• **Set exercise**: Pull out every line below containing the word "xlabel".

--- START Extracted information ---

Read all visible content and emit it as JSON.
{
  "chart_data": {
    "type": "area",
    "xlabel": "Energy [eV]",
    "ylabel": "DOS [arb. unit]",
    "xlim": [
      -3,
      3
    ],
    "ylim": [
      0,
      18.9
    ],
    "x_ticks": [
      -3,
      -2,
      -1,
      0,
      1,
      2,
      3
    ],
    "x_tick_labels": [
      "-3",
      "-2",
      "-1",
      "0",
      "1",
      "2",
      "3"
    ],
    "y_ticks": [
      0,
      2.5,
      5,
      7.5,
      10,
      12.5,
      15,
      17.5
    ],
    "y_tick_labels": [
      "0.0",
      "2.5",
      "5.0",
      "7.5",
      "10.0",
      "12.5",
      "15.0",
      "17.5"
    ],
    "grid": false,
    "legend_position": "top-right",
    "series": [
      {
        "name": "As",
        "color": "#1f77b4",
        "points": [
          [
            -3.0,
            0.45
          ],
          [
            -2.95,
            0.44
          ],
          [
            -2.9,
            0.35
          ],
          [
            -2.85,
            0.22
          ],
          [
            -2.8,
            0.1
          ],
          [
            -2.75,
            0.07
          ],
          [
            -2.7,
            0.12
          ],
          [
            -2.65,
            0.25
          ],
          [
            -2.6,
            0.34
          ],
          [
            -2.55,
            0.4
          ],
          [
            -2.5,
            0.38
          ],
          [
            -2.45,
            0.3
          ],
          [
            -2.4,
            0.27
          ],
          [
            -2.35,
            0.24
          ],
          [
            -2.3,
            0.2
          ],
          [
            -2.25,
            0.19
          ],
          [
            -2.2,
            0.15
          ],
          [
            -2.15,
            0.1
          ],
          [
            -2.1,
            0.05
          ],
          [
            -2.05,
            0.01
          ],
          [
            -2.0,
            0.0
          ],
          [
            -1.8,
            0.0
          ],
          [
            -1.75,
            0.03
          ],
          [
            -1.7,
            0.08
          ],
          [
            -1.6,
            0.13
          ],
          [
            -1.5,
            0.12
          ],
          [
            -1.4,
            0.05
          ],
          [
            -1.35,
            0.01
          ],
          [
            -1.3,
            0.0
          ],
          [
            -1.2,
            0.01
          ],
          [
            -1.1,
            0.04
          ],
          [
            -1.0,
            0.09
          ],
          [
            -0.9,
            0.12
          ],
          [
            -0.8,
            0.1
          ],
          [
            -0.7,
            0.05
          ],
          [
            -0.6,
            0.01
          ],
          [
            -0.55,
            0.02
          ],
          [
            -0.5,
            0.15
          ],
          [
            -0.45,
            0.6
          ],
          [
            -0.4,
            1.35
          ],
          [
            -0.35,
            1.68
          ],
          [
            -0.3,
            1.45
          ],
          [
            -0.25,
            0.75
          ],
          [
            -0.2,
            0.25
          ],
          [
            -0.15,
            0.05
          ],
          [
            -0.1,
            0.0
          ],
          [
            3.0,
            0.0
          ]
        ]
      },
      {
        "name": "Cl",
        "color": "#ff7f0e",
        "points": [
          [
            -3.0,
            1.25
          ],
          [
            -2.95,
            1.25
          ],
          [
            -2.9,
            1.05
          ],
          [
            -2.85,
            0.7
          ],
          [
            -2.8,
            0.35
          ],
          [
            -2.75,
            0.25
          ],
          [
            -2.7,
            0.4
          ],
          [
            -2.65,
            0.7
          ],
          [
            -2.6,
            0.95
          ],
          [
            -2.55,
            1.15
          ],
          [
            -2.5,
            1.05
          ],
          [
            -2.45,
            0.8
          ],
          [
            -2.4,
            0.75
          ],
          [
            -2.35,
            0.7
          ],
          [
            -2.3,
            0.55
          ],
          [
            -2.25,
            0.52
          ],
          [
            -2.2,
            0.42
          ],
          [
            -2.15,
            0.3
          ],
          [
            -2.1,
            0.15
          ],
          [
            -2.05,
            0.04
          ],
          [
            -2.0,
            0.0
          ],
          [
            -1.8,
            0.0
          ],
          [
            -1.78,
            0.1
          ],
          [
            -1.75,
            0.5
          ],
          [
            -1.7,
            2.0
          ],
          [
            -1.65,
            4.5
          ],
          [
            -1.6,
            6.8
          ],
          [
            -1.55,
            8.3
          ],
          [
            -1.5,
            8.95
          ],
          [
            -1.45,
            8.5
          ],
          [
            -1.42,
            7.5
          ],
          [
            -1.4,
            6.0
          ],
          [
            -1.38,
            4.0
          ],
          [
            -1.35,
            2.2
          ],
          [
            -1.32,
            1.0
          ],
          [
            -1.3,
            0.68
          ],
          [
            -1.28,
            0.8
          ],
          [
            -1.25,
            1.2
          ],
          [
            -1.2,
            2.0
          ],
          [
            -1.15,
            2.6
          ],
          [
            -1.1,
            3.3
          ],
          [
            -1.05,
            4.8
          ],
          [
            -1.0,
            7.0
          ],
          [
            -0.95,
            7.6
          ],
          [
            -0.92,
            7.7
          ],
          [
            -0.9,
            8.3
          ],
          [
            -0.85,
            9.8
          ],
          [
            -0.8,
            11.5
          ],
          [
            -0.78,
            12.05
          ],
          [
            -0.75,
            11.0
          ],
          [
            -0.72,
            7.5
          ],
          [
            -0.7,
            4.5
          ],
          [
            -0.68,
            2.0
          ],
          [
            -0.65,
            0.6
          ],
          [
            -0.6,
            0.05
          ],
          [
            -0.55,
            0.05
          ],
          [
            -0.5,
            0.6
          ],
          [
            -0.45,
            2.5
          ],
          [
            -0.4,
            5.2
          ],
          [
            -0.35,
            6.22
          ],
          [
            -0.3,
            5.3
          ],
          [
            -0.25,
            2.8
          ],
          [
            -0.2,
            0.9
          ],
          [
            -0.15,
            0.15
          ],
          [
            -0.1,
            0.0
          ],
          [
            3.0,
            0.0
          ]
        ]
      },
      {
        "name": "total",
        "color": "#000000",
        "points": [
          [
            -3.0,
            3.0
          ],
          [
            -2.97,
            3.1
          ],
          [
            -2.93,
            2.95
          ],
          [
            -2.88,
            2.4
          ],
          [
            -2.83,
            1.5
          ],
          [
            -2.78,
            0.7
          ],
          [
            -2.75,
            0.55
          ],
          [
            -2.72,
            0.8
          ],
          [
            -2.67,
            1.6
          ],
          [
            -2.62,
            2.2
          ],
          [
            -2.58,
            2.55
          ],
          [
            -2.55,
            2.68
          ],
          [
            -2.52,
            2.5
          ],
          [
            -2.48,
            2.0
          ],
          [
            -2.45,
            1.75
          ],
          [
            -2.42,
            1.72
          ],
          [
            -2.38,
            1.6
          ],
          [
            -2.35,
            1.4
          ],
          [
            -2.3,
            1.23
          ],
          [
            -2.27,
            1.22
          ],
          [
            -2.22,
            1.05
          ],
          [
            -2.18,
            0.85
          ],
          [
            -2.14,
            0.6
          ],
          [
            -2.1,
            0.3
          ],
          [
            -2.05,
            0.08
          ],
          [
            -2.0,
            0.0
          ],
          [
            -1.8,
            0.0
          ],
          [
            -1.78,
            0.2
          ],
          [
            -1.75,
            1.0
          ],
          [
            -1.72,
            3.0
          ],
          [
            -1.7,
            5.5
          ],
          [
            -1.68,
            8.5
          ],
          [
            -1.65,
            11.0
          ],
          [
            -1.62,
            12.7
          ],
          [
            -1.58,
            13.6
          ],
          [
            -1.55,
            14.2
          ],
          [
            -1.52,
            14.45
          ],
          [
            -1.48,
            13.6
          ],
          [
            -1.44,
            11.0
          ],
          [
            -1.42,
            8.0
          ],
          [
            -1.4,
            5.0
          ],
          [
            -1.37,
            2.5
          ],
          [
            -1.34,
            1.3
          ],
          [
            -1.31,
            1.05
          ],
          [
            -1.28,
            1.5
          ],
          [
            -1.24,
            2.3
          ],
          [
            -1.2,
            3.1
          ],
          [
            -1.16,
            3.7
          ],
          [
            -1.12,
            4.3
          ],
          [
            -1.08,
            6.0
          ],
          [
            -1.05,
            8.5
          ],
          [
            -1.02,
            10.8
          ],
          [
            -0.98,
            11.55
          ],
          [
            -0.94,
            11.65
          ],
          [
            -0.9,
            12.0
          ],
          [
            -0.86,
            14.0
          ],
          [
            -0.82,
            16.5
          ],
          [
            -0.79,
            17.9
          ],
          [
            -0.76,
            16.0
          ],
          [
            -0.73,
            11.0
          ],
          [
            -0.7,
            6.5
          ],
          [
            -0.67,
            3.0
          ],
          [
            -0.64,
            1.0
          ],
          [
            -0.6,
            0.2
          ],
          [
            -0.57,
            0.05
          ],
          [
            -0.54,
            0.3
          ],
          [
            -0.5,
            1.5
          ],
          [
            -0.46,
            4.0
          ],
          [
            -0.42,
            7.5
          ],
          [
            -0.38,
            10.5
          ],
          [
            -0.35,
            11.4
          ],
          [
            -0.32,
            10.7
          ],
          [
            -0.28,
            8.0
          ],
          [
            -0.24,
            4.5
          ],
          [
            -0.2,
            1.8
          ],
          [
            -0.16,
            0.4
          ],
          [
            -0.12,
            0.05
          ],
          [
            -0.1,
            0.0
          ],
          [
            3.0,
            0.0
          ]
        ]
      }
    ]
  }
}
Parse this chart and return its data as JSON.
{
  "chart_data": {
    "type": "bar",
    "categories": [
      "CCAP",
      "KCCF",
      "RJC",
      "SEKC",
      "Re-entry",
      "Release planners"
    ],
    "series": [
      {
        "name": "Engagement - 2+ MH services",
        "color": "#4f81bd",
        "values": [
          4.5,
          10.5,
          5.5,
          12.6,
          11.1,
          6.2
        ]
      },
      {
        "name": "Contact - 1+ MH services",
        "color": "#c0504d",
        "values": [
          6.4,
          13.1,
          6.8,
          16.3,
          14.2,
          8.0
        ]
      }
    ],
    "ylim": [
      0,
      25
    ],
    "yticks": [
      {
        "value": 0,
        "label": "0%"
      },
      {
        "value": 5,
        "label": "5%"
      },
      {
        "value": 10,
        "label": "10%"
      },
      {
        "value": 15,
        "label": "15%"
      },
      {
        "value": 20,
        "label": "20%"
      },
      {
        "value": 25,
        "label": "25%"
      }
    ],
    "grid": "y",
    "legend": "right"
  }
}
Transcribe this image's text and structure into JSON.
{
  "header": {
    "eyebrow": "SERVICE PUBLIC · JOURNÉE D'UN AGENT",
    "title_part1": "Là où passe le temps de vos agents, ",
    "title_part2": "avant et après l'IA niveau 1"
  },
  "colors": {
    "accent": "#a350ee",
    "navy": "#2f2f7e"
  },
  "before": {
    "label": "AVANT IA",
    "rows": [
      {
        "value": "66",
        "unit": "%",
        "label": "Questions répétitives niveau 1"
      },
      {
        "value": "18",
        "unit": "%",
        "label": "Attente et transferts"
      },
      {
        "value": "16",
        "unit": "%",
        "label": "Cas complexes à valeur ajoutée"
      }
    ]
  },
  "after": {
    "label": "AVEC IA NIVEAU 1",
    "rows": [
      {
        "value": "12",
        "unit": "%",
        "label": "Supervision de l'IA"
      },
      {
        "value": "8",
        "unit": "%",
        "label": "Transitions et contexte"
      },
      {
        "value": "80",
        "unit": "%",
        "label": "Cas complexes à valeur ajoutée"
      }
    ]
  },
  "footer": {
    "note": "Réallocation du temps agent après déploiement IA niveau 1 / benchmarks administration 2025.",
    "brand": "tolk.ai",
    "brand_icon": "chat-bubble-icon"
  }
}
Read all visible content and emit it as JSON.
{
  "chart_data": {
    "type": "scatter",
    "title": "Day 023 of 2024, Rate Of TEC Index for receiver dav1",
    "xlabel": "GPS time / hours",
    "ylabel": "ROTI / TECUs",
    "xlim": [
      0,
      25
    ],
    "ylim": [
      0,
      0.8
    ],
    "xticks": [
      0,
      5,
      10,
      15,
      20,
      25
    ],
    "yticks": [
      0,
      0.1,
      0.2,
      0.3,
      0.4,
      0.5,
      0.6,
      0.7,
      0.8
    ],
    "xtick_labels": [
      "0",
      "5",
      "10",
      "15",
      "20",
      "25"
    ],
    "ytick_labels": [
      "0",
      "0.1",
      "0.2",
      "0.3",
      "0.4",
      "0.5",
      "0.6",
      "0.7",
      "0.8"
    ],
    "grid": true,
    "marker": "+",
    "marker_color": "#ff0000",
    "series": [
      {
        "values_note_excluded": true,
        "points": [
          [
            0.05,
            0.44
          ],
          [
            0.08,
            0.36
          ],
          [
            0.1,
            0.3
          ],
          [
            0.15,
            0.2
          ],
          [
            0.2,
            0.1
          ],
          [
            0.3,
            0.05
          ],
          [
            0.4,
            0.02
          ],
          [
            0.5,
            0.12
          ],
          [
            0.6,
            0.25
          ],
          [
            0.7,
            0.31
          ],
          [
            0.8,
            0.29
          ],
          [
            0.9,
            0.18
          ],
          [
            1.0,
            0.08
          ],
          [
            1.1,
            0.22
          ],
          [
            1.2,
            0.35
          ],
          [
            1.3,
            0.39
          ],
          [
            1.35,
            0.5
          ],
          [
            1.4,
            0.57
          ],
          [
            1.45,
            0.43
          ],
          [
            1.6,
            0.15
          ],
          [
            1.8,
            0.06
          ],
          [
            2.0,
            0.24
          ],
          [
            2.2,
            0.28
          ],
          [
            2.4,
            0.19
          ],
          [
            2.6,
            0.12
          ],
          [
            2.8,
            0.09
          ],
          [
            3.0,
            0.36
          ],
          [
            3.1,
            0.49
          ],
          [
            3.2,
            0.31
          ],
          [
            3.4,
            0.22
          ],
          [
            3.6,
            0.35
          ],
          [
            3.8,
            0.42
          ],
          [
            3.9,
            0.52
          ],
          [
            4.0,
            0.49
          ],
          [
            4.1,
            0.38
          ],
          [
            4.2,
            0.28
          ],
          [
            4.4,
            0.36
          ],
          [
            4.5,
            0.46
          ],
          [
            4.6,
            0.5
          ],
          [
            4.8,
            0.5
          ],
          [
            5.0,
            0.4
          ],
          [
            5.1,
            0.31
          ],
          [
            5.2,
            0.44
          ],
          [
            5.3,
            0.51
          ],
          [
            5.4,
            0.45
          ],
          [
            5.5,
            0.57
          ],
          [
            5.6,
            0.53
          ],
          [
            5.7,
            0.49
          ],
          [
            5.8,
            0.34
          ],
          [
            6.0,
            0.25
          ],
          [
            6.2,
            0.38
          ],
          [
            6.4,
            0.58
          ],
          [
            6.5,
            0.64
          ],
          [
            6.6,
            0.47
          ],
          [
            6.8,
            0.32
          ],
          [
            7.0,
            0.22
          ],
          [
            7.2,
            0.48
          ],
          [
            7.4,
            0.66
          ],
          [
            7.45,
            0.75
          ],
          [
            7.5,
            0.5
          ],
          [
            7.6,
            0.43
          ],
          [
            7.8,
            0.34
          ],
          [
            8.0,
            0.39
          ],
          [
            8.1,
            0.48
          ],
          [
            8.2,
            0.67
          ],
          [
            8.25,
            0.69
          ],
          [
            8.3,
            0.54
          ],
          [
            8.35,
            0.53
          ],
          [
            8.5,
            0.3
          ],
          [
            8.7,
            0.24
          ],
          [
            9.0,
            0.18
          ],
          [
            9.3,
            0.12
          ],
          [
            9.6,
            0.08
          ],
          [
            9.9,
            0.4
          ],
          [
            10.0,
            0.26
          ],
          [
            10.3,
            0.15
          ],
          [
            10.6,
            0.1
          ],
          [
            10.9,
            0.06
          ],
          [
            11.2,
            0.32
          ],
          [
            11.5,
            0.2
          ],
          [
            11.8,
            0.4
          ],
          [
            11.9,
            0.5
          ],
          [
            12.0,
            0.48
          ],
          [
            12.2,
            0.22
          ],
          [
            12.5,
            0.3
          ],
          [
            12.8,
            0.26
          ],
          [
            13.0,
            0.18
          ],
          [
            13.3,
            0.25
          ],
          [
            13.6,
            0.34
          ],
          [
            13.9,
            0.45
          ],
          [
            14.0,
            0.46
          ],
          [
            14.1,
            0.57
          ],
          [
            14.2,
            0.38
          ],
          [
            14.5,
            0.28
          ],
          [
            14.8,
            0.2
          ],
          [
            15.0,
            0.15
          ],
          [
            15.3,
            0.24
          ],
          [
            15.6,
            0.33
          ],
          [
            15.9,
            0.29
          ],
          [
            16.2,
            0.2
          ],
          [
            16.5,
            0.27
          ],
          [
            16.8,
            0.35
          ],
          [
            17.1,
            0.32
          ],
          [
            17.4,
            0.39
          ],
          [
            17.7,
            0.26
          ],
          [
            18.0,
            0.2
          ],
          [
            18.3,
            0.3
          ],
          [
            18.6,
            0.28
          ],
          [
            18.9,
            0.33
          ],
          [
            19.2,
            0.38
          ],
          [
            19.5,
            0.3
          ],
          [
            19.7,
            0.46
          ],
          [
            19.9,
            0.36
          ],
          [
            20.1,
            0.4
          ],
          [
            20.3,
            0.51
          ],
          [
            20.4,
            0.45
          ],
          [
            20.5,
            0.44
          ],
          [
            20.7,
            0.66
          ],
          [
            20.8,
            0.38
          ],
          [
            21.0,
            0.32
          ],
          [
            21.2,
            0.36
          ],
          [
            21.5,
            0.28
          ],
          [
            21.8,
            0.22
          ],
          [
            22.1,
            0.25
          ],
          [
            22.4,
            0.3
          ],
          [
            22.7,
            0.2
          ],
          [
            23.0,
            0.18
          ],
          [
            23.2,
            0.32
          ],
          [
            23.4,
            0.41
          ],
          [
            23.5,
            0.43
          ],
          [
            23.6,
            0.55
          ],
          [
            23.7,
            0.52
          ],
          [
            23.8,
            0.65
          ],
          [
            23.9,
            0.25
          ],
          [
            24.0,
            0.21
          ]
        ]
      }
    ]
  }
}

--- END Extracted information ---

• **Finished answer**:
    "xlabel": "Energy [eV]",
    "xlabel": "GPS time / hours",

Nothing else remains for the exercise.